-- Study text --
A Florida death-row inmate facing execution Aug. 22 wasn’t entitled to have his federal public defenders represent him before the state clemency board, the Eleventh Circuit said Aug. 19.

The court denied a motion to stay the execution.

Under 18 U.S.C. §3599, federal courts pay for federal public defenders to represent state capital defendants who file federal habeas corpus petitions. The statute says the federal defenders “shall also represent the defendant” in clemency matters.

After his federal habeas corpus petition was denied, Gary Bowles was appointed state counsel to represent him before the Florida Clemency Commission and Board.

(source: bloomberglaw.com)








OHIO:

DeWine says fentanyl for Death Row inmates not constitutional



Governor Mike DeWine said he currently didn't see a way for the State of Ohio to execute inmates on death row. There are roughly 140 people sentenced to die but the state has run into problems finding drugs to use for lethal injection. The governor said pharmaceutical companies could stop selling to all state agencies if its drugs are used for executions.

DeWine postponed the next scheduled execution from September to May 2020 to give state officials more time to find a new solution.

This problem led Rep. Scott Wiggam (R - Wooster) to come up with a new plan -- use Fentanyl seized in drugs raids on death row inmates. The powerful painkiller has been linked to a surge in overdose deaths.

“If drug companies blacklist the State of Ohio through the Medicaid program and won’t sell to the State of Ohio which is what I keep on reading is a fear, well then we’ll bypass that altogether," Wiggam said. “Through bureaucracy we would end the death penalty instead of doing it through legislature or asking the people what way forward they’d like to see.”

DeWine dismissed the idea on Friday saying he didn't "believe it would pass constitutional muster".

“We haven’t even tried," Wiggam said. "Was that question asked when the Heartbeat Bill was signed? It wasn’t, but we signed the Heartbeat Bill and it was the right thing to do and now it is in the court system.”

Opponents of the death penalty said they were grateful for the temporary reprieve and a chance for the state to re-evaluate executions generally.

“We don’t need it," said Abraham Bonowitz with the group Death Penalty Action. "We’re wasting a bunch of money with it, and we can be safe from dangerous offenders and hold them accountable with what the alternative is in Ohio – throwing away the key, life without the possibility of parole.”

Bonowitz said the Ohio Constitution calls for quick and relatively painless executions not to comfort the convicted, but to make it easier on those carrying out that punishment.

“It could be easy," he said. "We have plenty of rope, plenty of bullets but people don’t want to make a mess of it. That’s why they’ve medicalized the procedure.”

He said the death penalty has been used inconsistently, mostly in large counties with a large enough tax base to afford expensive death penalty trials.

-- Record excerpts --

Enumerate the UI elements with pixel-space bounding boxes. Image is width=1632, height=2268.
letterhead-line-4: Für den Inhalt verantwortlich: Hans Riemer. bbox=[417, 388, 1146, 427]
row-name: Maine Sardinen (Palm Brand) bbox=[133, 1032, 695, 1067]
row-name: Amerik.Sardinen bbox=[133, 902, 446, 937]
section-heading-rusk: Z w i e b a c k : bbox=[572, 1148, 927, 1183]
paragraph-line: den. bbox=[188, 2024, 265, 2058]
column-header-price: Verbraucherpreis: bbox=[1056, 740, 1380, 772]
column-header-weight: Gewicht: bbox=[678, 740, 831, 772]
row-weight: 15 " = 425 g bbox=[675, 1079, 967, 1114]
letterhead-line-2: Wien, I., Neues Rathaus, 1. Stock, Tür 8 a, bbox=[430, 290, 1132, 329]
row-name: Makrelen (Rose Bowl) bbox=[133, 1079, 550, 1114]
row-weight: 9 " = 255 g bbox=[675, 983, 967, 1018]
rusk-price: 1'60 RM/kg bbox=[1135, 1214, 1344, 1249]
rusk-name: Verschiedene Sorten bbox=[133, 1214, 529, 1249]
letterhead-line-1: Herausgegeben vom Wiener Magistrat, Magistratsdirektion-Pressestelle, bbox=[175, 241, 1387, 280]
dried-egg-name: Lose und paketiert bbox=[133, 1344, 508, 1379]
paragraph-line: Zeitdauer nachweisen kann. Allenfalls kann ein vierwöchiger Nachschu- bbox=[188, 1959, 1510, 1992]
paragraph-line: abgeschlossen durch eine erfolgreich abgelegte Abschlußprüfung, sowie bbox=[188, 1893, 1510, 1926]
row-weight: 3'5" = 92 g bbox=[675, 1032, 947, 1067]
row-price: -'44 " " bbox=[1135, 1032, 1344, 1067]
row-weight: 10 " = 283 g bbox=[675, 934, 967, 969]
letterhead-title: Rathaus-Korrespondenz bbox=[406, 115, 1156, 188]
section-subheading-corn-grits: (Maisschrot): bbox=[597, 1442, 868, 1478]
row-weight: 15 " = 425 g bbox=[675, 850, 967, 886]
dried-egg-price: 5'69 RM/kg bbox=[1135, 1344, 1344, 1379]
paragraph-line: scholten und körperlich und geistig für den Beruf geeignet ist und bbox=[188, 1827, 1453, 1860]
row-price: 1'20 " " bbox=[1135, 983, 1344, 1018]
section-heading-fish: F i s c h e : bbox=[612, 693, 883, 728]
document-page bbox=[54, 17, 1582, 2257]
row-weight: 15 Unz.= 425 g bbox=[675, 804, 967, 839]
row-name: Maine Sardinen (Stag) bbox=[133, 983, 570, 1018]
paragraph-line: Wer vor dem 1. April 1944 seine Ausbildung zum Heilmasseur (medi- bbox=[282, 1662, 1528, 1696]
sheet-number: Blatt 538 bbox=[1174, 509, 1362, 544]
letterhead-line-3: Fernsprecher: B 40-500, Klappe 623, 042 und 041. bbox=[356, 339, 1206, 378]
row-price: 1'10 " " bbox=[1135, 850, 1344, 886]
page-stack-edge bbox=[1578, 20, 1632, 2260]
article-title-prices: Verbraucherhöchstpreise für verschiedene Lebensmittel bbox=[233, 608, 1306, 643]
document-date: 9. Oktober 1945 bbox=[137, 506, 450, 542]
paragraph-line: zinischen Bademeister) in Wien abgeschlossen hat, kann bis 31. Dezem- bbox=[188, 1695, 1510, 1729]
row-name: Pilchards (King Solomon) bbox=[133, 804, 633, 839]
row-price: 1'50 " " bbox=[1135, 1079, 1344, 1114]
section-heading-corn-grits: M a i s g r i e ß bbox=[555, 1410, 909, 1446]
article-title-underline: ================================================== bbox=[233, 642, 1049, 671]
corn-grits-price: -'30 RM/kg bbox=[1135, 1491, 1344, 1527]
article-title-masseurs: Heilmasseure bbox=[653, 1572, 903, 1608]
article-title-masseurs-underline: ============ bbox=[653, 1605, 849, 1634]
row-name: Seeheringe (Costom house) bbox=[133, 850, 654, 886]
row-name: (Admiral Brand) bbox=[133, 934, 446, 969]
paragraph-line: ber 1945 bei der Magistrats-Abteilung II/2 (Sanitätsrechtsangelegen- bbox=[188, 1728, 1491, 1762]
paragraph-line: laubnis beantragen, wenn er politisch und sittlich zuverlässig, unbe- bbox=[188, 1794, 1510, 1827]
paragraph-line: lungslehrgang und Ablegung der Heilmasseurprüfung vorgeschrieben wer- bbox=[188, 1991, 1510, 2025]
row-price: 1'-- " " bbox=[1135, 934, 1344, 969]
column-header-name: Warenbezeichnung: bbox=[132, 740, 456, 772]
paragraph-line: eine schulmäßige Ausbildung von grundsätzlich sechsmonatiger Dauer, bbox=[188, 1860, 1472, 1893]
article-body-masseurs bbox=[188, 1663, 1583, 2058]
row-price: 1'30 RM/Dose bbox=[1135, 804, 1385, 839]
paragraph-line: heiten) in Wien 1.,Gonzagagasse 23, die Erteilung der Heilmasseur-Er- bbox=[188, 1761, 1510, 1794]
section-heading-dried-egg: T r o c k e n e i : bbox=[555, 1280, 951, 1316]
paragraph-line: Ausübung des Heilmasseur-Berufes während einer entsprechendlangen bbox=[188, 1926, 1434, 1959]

-- Your instructions --
Write the next few paragraphs of the death-penalty news text, starting after its final sentence.

-- Result for this task --
“The death penalty doesn’t keep us any safer, and we can hold dangerous offenders accountable and be safe from them and people in prison can be safe from them without executions," he said. "It’s what we do the vast majority of the time.”

Wiggam's bill has not been officially introduced yet. He hoped it would still pass despite the governor's dismissal.

(source: ABC News)








ILLINOIS:

How does restoring death penalty improve Illinois?



What is gained by restoring capital punishment in Illinois?

That’s the question lawmakers like state Rep. David McSweeney have to answer as they stump for restoring the death penalty nearly 2 decades after Republican Gov. George Ryan put it on ice with a moratorium, setting the stage for Gov,. Pat Quinn to sign off on full abolition 8 years ago.

McSweeney, R-Barrington Hills, said “eliminating the death penalty was a terrible mistake,” according to Capitol News Illinois. “It has been a complete failure.”

Pointing to recent mass shootings in Dayton, Ohio, and El Paso, Texas — both of which still have capital punishment on the books — McSweeney said “The time to act is now, because the death penalty is a deterrent that we need to protect our citizens. No one can argue the state of Illinois is a model for how to fight crime.”

Ohio killed 28 people from 2009-2018, according to the Death Penalty Information Center; Texas has killed 135. As of April 1, Ohio had 141 people on death row; Texas had 225.

McSweeney acknowledged past problems with wrongful convictions and said dramatic improvement in DNA testing will enable the kind of safeguards that might engender the political support he’ll need to advance his proposal.

Nationwide, 166 people sentenced to die since 1973 were later exonerated. 2 men, North Carolina’s Charles Finch and Florida’s Clifford Williams, were set free this year after 43 years on death row. Both cases involved official misconduct and mistaken witness identification.

The DPIC said it’s difficult to catalog how many of the 1,501 people executed since 1976 might’ve been innocent, but highlighted 15 cases with strong evidence of innocence, said others suggest more than 40 such instances.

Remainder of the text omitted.